- _REQUIRED WORK_: Look through the data for the string "の位置ベクトルをそれぞれ". Copy every line where it is found.

Saved data entries
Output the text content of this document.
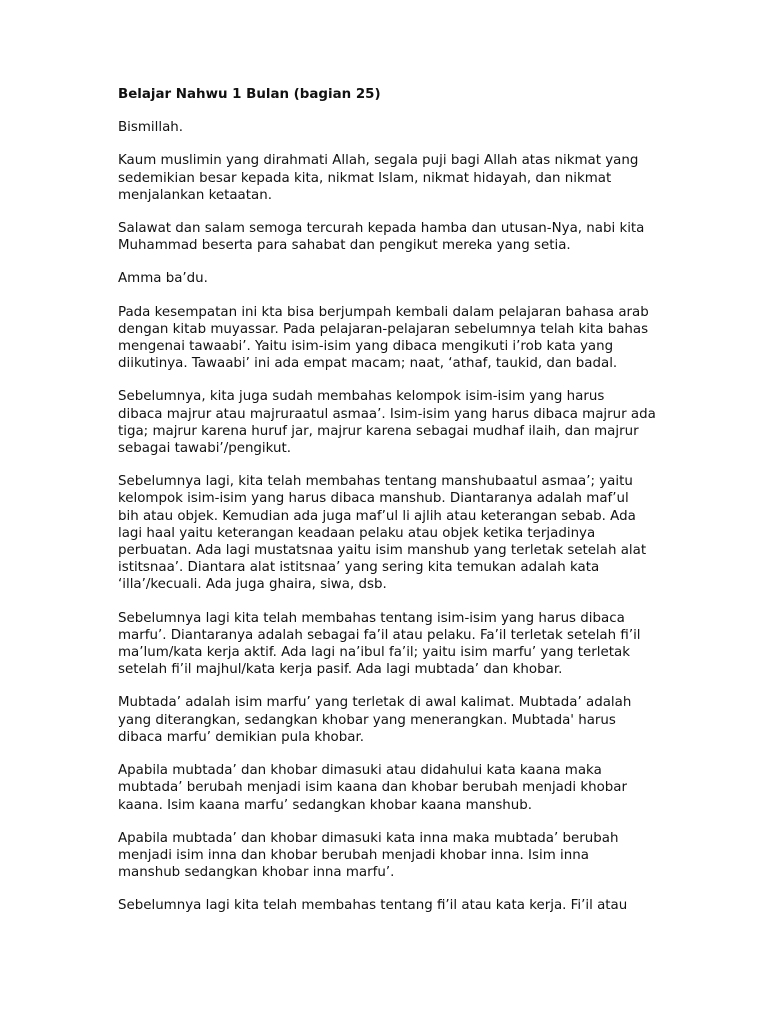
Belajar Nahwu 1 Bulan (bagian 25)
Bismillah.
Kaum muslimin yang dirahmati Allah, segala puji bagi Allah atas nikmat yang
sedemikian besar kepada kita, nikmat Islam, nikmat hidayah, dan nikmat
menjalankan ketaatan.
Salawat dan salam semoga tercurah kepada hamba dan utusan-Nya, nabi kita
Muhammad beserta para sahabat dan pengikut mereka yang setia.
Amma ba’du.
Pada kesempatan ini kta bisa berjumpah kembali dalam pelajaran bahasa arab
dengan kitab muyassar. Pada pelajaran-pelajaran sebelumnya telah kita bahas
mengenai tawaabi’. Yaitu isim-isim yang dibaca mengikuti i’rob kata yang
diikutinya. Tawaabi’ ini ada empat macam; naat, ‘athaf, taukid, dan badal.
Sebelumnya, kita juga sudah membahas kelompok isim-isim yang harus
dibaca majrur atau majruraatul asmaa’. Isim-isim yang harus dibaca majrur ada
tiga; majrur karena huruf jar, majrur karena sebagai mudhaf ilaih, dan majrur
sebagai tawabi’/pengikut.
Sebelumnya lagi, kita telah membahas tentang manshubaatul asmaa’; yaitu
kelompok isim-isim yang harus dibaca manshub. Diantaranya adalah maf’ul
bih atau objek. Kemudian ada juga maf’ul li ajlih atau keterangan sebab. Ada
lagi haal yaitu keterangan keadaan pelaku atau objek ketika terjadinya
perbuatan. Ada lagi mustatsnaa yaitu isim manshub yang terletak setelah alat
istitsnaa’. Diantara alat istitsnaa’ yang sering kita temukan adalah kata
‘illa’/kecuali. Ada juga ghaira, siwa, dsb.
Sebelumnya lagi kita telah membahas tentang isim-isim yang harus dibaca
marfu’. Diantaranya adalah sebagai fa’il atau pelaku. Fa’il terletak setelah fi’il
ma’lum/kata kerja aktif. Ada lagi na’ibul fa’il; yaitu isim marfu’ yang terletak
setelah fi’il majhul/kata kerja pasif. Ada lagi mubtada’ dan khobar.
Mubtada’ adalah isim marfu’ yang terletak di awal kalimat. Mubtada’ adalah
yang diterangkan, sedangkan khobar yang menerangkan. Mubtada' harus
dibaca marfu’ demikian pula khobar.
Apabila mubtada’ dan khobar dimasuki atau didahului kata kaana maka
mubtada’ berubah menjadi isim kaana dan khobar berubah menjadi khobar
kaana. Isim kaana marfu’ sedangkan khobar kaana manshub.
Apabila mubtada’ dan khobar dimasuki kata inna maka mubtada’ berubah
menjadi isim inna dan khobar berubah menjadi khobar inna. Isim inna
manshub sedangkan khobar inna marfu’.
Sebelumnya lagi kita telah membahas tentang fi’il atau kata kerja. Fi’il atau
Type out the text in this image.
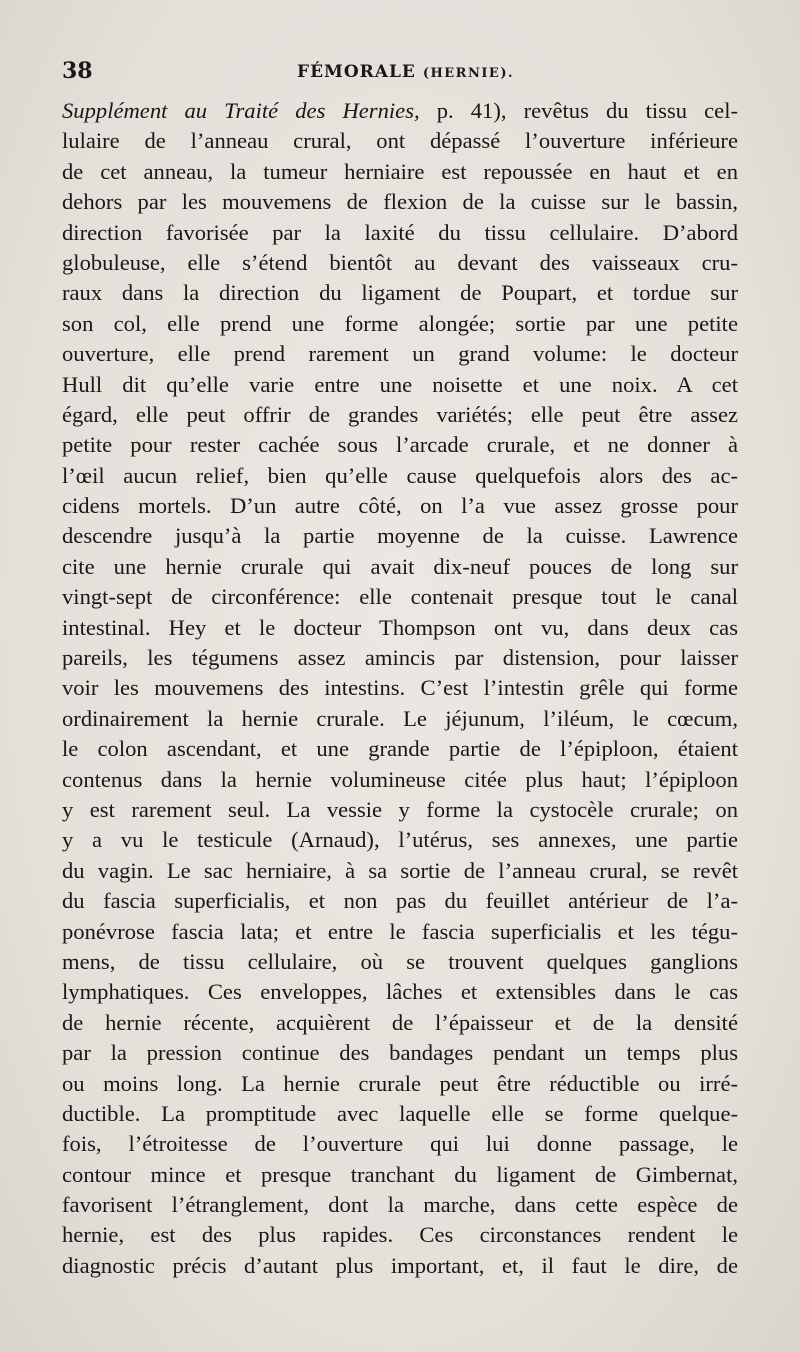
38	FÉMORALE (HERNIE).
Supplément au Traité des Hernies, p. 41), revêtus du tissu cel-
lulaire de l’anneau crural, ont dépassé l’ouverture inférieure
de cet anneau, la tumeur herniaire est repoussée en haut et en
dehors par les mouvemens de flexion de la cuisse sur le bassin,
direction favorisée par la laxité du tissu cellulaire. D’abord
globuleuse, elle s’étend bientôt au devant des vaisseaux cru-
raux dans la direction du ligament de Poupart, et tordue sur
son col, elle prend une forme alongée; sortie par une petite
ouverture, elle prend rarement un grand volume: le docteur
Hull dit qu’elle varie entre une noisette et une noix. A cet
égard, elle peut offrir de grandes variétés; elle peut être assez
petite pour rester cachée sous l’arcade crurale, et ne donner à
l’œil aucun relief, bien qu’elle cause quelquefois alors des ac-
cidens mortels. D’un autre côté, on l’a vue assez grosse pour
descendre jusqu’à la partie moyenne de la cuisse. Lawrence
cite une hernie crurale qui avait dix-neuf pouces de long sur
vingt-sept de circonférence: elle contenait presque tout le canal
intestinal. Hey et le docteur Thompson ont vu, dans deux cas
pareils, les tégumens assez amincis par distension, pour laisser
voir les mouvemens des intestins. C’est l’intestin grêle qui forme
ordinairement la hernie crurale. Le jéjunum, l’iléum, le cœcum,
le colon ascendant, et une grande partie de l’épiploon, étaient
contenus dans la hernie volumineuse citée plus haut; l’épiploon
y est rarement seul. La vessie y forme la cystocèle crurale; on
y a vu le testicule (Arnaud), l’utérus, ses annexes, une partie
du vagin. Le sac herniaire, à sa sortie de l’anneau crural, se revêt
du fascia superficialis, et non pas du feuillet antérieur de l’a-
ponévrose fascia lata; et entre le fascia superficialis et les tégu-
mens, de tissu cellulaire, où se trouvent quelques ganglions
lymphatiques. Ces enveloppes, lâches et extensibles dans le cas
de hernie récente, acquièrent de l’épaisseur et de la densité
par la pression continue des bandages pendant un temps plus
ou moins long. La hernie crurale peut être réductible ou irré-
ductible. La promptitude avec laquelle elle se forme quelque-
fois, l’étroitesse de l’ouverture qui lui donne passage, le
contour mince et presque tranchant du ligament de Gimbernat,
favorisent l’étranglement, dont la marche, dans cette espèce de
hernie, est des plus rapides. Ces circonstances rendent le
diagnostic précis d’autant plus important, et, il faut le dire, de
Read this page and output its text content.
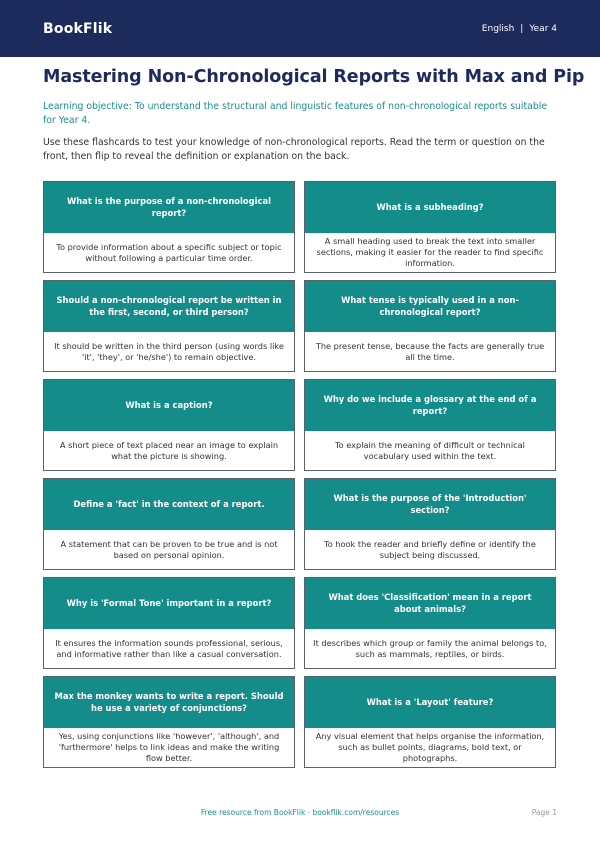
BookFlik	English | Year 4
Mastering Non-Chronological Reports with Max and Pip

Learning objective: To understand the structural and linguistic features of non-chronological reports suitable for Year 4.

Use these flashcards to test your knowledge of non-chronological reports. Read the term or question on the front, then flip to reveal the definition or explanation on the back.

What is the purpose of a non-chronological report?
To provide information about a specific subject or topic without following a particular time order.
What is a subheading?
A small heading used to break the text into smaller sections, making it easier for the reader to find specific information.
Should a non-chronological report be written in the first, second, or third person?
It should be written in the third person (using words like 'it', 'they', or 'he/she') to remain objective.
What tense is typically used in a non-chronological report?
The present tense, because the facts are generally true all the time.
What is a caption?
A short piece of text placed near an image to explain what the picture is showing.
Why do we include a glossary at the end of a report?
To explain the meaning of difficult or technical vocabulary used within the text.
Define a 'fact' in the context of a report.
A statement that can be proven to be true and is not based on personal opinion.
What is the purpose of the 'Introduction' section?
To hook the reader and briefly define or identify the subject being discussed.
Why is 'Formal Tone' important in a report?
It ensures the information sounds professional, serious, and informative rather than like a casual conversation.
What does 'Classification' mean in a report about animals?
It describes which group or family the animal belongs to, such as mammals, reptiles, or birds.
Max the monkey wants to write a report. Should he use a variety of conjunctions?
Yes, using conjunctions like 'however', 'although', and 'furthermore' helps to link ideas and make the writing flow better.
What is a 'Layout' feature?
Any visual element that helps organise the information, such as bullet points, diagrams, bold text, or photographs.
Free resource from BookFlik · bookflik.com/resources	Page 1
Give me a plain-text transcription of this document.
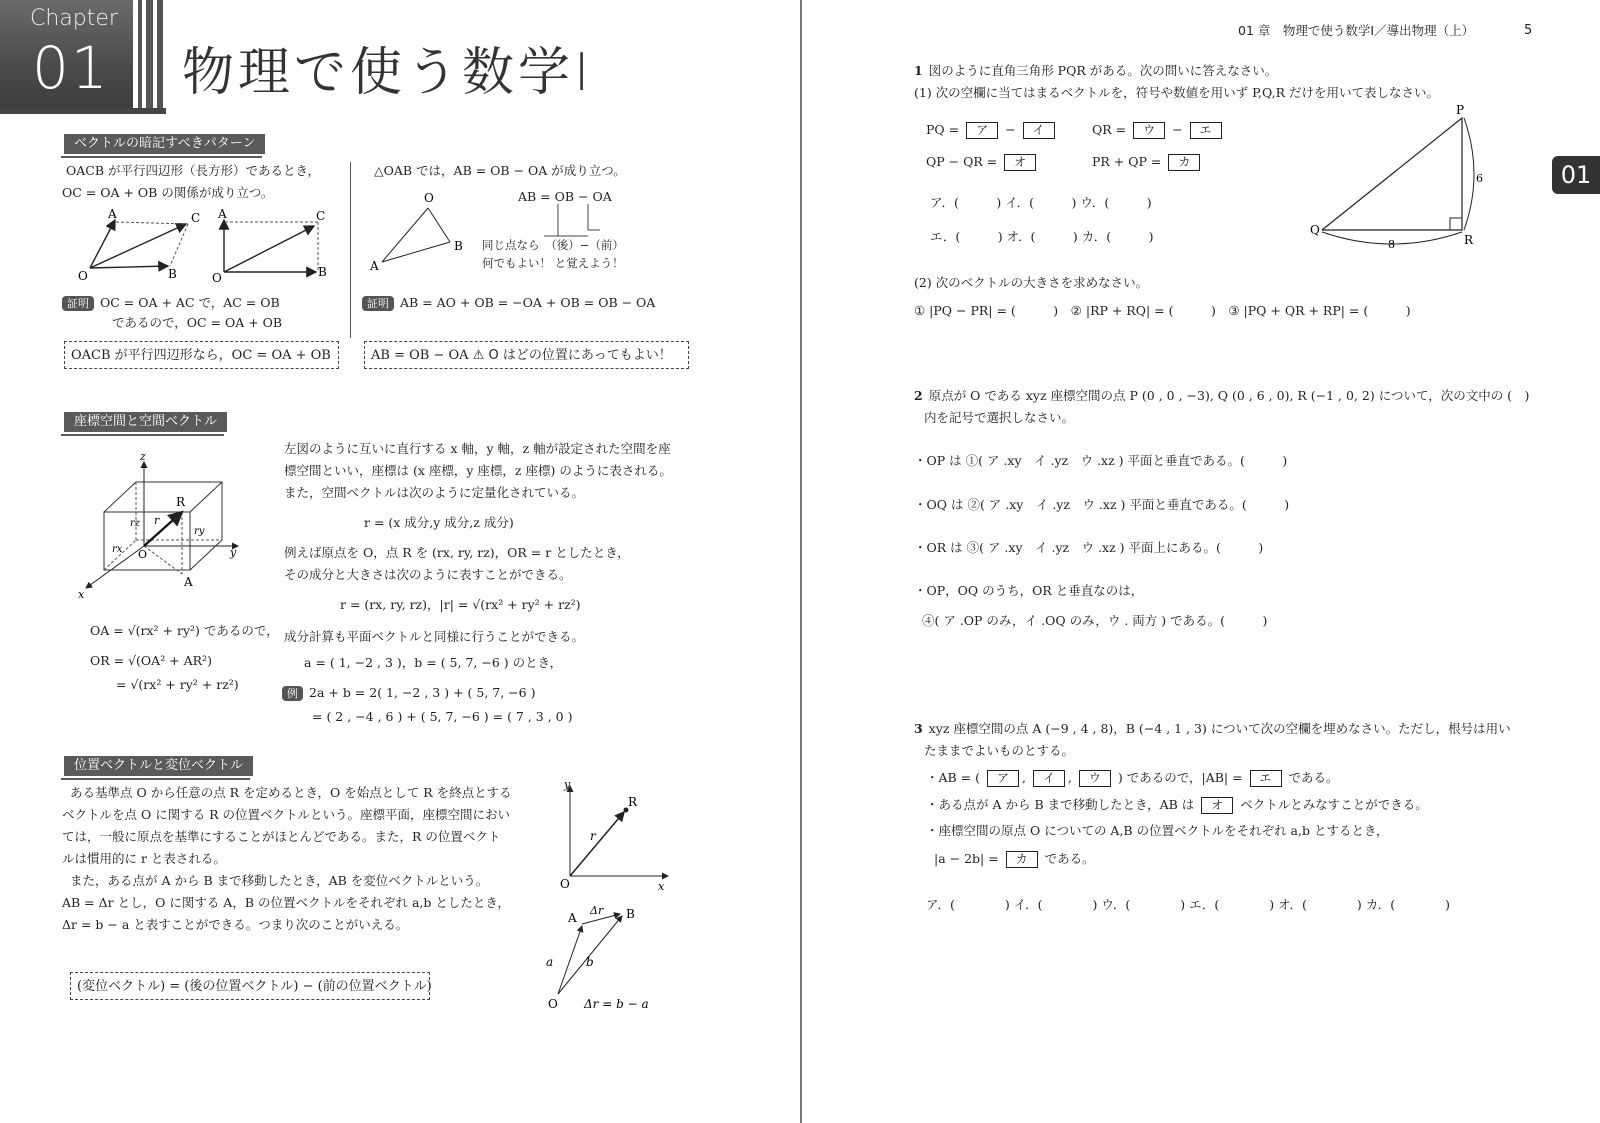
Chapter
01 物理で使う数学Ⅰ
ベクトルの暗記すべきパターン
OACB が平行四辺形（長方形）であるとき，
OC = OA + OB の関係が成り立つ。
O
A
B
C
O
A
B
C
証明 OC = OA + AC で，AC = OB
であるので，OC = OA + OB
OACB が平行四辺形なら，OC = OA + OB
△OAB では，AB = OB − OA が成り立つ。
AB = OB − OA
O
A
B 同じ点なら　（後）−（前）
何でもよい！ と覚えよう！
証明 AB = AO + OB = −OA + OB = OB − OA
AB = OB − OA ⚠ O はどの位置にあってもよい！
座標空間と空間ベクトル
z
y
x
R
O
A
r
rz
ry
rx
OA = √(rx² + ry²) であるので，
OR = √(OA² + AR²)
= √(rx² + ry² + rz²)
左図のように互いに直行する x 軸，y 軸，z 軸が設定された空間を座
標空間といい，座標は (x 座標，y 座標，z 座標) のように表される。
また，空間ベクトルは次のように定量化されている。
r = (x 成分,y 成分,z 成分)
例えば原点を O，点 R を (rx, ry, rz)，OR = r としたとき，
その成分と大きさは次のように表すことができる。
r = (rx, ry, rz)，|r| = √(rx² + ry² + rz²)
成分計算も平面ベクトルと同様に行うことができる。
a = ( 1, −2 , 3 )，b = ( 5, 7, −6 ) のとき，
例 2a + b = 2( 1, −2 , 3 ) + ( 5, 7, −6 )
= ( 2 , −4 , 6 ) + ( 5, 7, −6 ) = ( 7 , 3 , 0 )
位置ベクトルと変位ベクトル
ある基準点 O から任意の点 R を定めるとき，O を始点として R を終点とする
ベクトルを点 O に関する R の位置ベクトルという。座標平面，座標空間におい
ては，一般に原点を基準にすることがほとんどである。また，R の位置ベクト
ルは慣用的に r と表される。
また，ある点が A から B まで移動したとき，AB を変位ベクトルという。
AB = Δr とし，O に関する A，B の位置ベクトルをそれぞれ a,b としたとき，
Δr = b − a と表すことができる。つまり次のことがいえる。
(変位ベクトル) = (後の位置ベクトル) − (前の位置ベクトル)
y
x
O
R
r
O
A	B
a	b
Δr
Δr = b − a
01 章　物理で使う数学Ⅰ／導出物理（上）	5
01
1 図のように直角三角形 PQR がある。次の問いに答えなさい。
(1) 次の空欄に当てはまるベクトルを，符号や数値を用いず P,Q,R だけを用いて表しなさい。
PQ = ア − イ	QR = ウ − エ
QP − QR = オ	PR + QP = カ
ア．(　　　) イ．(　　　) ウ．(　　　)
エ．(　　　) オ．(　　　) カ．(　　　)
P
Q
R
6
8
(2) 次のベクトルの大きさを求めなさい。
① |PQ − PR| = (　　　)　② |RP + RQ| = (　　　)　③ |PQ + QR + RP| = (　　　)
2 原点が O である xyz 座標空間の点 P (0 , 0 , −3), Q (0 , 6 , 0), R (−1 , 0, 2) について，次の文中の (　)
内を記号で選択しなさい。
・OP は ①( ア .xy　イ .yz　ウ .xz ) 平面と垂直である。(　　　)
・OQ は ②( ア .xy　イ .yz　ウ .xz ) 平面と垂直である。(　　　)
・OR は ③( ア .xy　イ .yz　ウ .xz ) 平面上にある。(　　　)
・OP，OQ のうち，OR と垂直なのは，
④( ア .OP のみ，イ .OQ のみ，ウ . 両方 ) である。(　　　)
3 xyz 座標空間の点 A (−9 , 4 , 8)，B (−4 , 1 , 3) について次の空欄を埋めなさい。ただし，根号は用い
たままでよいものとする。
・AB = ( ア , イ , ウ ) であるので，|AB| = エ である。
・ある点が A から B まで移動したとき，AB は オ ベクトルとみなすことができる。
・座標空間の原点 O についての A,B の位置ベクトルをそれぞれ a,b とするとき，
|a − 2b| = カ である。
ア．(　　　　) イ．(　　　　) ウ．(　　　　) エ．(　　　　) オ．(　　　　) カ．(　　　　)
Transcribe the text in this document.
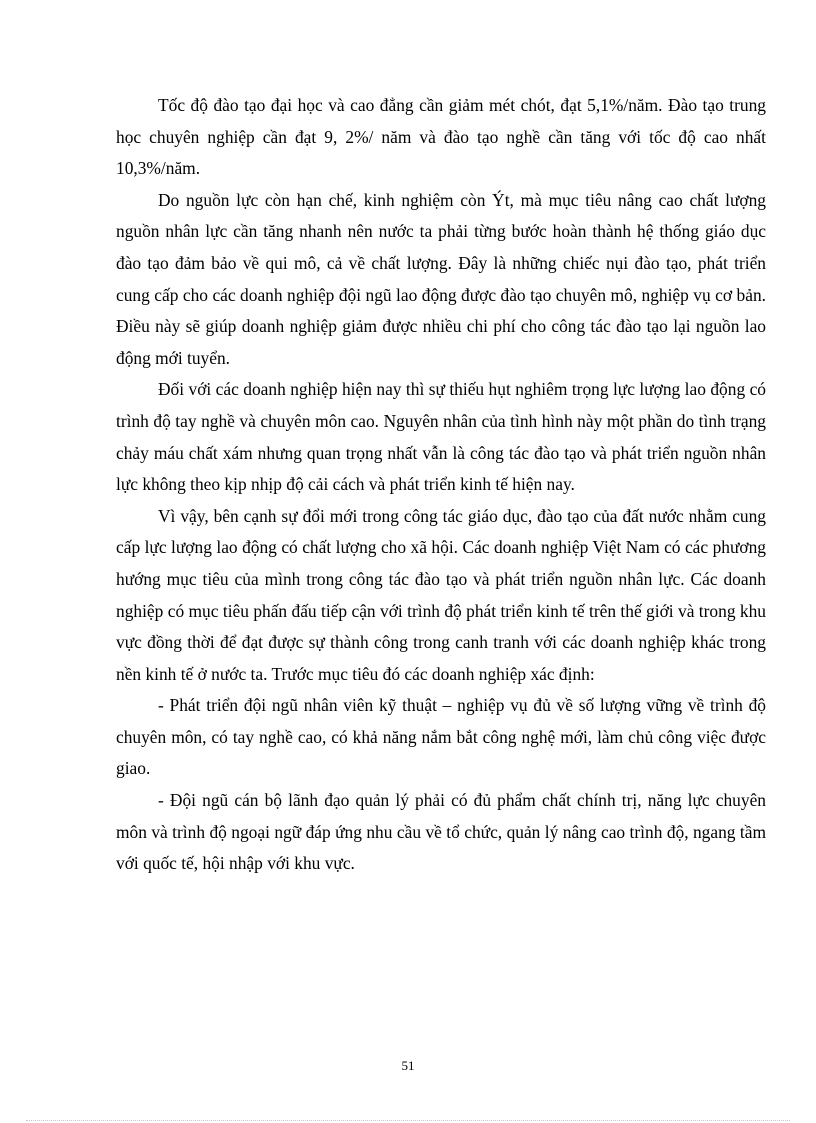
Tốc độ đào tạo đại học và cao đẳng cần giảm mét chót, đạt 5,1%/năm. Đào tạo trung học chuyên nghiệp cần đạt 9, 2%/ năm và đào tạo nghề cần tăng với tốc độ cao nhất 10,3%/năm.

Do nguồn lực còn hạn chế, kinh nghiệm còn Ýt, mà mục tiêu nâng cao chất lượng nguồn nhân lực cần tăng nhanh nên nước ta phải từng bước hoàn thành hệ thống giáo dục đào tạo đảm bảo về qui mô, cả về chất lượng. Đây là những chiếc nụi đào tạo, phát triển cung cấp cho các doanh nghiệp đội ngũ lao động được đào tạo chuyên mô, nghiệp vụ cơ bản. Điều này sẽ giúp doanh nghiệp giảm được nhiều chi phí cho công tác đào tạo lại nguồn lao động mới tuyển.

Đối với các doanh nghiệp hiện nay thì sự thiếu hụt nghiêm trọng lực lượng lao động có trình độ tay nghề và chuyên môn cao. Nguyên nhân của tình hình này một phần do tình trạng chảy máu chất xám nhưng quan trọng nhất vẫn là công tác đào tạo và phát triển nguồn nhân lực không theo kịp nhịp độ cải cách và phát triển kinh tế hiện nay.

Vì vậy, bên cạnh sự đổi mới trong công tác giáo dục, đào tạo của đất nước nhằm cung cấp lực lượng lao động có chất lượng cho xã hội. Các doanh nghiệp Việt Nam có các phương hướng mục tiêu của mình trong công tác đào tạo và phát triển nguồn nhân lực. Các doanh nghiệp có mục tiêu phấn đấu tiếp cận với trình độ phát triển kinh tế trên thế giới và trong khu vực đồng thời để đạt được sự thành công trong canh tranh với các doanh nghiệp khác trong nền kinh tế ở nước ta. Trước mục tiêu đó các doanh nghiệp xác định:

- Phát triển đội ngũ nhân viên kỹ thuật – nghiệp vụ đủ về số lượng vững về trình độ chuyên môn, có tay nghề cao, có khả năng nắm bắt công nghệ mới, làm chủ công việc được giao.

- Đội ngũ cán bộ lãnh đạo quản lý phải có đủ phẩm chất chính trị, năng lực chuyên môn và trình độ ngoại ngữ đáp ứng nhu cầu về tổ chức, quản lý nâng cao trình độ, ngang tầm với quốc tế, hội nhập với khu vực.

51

- _ANSWER TO THE PROBLEM_:
AB = Δr とし，O に関する A，B の位置ベクトルをそれぞれ a,b としたとき，
・座標空間の原点 O についての A,B の位置ベクトルをそれぞれ a,b とするとき，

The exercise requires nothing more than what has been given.